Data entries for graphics
---*---

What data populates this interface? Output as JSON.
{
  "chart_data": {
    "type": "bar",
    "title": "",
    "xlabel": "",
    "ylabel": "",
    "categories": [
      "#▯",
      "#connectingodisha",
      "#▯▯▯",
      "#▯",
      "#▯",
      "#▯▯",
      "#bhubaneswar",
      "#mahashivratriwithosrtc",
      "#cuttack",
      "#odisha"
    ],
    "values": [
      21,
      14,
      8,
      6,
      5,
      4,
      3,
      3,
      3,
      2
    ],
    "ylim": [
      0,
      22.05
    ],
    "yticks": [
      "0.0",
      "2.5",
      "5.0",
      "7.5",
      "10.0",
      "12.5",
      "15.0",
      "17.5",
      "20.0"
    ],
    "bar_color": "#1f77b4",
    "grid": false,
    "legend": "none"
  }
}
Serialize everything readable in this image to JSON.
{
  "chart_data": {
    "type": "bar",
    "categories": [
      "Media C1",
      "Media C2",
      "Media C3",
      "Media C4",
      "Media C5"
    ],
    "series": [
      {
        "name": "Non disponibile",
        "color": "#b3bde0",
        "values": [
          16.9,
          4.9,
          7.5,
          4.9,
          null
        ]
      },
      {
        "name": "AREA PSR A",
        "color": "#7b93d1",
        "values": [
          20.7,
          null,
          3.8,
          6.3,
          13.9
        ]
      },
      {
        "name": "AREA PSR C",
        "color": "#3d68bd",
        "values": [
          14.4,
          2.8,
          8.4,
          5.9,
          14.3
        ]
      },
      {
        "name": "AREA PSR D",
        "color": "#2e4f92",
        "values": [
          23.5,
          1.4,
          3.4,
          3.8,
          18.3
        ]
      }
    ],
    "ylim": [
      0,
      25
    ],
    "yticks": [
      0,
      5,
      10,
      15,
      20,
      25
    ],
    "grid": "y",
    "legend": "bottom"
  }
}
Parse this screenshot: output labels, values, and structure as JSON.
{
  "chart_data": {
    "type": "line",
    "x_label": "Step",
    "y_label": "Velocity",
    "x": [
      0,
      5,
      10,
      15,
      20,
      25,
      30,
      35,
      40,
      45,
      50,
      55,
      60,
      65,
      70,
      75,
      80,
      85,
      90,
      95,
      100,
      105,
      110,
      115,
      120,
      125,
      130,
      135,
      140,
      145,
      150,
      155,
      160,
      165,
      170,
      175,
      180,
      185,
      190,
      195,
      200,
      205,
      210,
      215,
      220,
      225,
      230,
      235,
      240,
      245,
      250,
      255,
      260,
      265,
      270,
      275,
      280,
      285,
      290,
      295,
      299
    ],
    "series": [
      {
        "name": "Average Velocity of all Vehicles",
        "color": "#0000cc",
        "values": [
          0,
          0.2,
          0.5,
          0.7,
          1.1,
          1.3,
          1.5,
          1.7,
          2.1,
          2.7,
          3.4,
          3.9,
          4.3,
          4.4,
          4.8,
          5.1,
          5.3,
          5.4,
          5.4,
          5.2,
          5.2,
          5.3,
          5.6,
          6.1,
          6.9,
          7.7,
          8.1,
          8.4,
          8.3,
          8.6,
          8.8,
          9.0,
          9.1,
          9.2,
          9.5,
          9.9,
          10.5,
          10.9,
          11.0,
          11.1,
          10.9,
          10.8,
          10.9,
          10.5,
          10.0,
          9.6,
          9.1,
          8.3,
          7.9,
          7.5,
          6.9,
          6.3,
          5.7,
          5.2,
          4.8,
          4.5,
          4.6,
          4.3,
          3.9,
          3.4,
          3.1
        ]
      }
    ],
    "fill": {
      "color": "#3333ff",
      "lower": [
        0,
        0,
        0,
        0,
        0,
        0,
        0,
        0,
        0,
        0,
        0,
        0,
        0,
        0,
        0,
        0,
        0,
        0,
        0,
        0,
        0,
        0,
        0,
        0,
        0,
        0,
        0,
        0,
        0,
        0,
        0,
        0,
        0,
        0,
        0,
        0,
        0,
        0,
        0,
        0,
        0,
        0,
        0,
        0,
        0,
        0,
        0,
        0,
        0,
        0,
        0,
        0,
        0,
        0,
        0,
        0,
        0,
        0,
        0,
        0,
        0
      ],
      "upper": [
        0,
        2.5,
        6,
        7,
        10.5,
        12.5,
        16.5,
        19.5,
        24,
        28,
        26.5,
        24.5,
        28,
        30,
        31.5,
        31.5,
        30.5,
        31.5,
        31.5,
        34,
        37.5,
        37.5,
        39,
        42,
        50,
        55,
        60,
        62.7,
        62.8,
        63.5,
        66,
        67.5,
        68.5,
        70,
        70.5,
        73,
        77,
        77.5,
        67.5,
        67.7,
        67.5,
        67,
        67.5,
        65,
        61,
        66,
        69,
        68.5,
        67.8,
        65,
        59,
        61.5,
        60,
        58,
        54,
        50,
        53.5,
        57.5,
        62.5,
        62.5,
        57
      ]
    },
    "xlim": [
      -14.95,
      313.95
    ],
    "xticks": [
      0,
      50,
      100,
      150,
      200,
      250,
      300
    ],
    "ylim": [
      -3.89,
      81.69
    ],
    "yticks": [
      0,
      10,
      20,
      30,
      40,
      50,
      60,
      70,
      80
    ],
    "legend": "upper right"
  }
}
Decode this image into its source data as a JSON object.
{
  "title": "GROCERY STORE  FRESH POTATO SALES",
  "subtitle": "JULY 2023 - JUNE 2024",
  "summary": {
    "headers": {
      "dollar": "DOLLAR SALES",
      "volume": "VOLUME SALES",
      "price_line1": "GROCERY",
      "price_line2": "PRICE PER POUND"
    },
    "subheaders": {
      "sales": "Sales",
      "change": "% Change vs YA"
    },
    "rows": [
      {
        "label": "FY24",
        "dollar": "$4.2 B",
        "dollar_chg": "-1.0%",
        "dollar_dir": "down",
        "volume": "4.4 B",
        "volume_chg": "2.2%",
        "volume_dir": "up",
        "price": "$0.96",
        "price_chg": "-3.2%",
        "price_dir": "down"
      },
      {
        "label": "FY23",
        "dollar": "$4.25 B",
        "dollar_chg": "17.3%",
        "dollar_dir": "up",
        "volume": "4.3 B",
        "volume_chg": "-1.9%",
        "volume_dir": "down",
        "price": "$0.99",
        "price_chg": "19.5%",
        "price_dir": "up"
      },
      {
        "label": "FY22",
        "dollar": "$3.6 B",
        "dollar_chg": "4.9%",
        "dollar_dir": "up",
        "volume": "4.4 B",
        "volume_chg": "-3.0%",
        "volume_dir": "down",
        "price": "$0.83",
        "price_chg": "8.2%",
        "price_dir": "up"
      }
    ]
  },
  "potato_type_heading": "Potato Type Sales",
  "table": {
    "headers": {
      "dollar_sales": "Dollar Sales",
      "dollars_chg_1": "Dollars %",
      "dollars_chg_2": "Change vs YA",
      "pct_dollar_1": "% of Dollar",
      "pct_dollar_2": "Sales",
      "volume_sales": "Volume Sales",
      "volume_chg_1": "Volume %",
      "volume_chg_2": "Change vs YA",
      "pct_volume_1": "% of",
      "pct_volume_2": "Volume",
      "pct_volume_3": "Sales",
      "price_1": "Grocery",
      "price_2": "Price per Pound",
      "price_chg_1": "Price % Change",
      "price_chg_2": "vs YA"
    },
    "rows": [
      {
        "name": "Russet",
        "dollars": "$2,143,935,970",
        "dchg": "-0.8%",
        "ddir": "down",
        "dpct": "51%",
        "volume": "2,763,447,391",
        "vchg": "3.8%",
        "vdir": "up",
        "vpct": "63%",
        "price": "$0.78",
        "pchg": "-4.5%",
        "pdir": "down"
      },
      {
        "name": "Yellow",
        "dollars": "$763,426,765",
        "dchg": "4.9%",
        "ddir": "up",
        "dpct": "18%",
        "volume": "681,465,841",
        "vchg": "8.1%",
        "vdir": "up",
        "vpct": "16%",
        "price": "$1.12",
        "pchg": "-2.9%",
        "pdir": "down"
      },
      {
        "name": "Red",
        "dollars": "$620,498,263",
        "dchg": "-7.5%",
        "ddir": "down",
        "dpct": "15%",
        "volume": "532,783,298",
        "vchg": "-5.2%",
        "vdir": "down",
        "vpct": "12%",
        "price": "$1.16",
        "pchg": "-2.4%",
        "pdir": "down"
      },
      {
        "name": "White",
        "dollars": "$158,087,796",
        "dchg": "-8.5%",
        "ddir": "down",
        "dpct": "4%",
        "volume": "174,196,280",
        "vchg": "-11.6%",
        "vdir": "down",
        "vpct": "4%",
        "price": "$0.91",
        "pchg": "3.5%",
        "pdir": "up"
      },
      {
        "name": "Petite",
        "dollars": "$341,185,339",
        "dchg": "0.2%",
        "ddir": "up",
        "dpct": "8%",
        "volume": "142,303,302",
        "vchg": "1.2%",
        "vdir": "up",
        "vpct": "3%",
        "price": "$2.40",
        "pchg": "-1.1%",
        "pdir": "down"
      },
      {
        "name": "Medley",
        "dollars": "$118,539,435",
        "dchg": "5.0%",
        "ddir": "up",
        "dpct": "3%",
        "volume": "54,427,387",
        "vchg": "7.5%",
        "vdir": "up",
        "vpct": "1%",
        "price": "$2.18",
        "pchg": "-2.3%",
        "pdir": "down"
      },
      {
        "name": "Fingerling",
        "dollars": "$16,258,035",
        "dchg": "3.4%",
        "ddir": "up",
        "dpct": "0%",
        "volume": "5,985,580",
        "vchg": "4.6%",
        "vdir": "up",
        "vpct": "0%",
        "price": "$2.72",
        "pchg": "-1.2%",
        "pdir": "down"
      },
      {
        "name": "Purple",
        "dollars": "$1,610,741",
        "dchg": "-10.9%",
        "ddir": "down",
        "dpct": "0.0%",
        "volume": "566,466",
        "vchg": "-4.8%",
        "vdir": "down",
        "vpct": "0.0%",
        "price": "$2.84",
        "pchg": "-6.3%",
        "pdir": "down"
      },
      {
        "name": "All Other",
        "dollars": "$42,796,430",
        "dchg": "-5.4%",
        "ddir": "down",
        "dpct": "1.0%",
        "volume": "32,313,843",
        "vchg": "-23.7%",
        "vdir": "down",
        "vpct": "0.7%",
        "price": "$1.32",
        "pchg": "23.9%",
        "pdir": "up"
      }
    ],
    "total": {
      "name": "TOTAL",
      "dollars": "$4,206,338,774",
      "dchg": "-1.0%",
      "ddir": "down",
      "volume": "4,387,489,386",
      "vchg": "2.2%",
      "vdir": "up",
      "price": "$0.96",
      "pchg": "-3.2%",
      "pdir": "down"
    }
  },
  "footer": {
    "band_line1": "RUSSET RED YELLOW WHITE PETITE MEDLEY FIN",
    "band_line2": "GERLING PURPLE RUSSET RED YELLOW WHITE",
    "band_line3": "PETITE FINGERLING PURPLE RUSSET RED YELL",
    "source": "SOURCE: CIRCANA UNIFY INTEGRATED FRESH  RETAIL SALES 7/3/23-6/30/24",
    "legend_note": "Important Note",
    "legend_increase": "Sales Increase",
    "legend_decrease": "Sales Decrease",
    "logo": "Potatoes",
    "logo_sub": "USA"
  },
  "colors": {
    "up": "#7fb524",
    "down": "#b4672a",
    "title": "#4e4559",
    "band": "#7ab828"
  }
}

---*---

* Directions *
Count the lines of the data that contain the string "pchg", and reply with that number alone.

* Result below *
10